* To do:
Select each line where the word "δυσκολίες" appears.
......
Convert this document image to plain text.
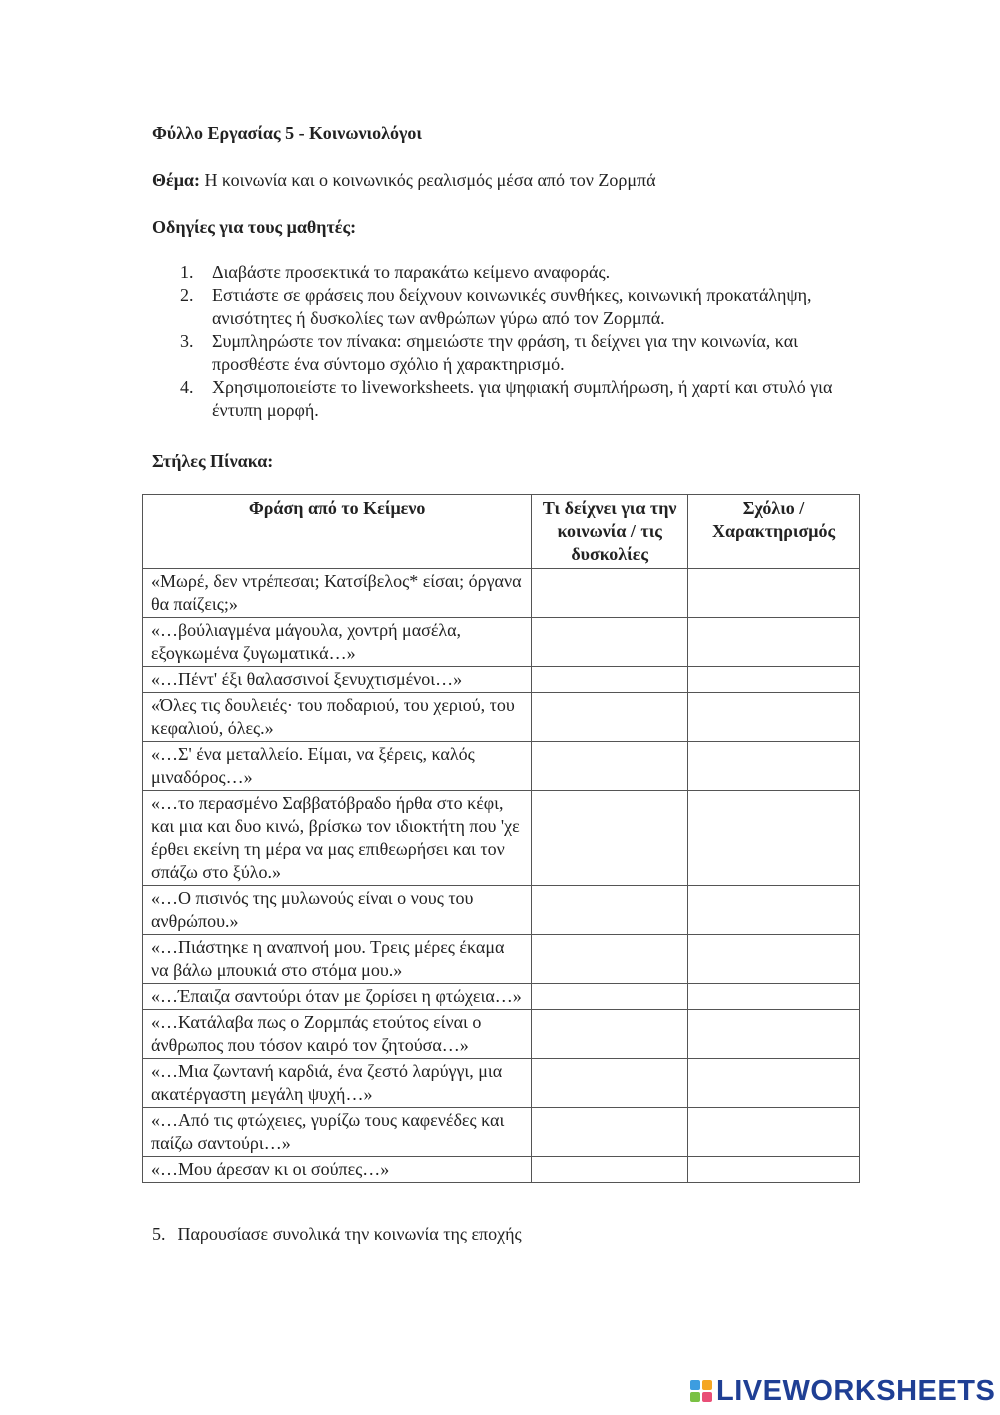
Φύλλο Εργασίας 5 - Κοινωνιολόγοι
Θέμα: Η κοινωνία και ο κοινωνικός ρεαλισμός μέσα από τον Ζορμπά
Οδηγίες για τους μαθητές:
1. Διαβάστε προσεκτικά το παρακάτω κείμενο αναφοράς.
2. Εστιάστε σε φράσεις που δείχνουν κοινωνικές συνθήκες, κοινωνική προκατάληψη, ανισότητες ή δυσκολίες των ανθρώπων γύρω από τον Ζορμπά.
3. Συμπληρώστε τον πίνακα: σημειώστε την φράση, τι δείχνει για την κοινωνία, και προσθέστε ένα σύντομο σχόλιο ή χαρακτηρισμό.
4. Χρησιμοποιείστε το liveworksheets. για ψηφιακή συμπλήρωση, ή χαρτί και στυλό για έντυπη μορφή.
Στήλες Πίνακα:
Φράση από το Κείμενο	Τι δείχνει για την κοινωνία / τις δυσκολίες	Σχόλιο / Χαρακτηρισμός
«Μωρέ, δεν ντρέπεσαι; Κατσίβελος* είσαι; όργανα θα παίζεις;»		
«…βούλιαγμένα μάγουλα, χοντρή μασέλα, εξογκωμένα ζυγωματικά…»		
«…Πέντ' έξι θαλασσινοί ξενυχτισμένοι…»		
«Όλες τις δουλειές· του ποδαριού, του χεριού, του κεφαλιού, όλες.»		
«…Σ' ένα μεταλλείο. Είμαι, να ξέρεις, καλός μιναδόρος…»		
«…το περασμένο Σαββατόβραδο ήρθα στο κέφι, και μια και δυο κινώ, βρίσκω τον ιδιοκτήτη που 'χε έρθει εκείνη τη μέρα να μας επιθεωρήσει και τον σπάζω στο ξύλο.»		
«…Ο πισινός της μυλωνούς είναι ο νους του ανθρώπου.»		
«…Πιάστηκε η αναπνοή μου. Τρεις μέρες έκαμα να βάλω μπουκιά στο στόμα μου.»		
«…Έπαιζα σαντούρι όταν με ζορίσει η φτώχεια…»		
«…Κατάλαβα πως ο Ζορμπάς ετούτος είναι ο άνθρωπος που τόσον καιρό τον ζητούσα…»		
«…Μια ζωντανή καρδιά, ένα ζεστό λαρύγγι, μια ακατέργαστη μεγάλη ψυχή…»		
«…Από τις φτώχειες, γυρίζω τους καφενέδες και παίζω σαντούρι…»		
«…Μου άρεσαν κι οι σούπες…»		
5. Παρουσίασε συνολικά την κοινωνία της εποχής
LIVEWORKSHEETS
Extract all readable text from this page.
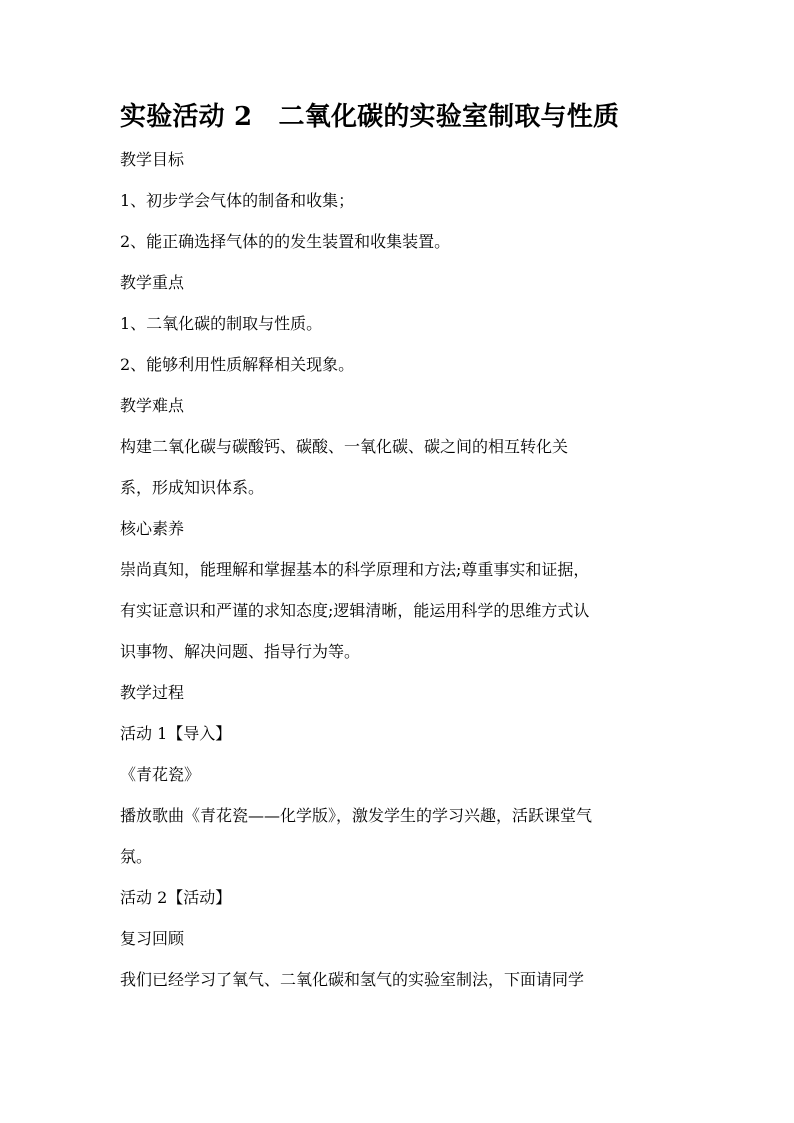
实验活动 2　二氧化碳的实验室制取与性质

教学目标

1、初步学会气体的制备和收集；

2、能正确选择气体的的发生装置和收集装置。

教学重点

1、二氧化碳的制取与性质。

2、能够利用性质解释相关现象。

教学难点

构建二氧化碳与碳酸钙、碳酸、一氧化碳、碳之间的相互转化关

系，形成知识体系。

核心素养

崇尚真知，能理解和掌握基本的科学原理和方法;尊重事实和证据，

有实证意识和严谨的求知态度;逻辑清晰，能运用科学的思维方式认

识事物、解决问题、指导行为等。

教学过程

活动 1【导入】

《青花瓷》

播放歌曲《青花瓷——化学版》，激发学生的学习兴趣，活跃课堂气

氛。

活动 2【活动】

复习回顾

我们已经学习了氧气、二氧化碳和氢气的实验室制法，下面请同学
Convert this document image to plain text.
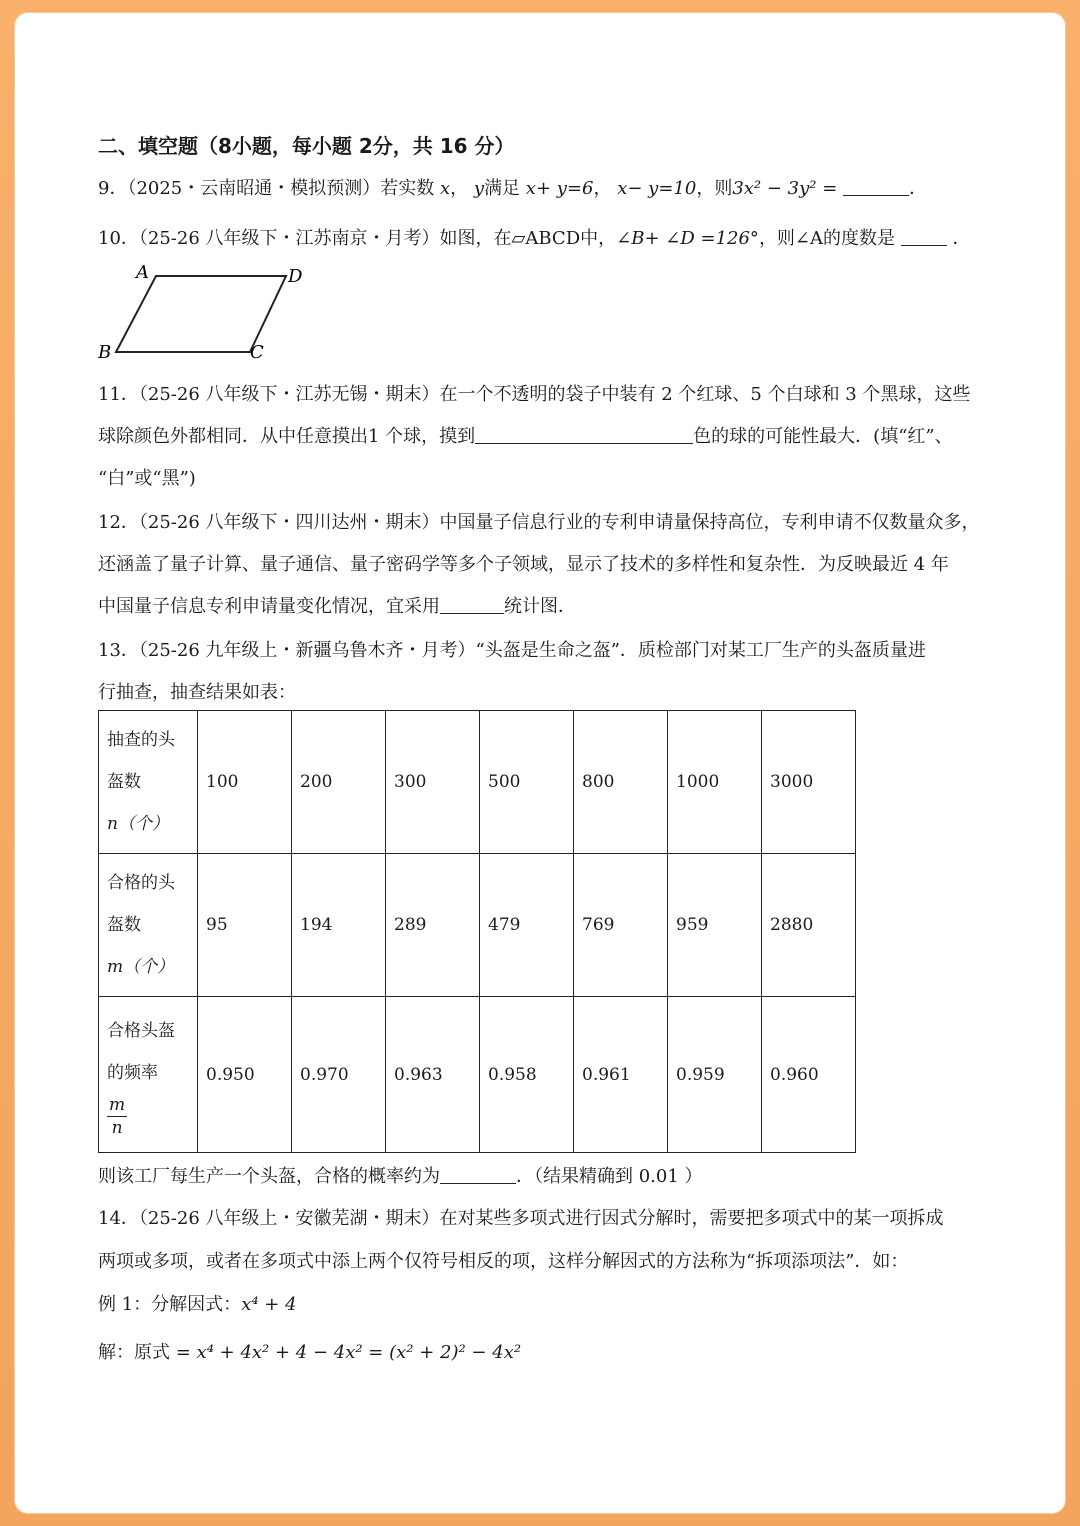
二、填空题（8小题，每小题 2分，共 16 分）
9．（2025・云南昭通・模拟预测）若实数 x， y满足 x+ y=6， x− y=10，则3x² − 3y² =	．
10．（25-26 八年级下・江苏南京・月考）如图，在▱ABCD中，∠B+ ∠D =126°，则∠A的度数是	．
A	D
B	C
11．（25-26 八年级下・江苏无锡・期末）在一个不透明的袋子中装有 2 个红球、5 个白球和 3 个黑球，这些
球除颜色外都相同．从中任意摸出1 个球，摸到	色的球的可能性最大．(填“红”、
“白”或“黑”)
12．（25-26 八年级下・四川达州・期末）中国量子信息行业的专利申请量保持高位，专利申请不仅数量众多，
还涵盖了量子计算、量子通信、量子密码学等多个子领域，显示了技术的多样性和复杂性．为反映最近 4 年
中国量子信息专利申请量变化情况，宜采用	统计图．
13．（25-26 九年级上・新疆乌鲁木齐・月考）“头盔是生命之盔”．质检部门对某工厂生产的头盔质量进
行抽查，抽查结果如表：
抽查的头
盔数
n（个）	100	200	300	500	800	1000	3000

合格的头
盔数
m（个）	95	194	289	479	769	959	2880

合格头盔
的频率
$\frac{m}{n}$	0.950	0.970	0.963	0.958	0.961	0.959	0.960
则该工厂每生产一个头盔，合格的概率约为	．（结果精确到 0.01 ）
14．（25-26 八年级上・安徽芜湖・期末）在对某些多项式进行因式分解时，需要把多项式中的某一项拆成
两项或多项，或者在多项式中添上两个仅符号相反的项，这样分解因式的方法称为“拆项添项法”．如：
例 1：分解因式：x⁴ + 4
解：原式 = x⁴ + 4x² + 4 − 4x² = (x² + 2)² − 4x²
......
* Exercise response:
2. Εστιάστε σε φράσεις που δείχνουν κοινωνικές συνθήκες, κοινωνική προκατάληψη, ανισότητες ή δυσκολίες των ανθρώπων γύρω από τον Ζορμπά.
Φράση από το Κείμενο	Τι δείχνει για την κοινωνία / τις δυσκολίες	Σχόλιο / Χαρακτηρισμός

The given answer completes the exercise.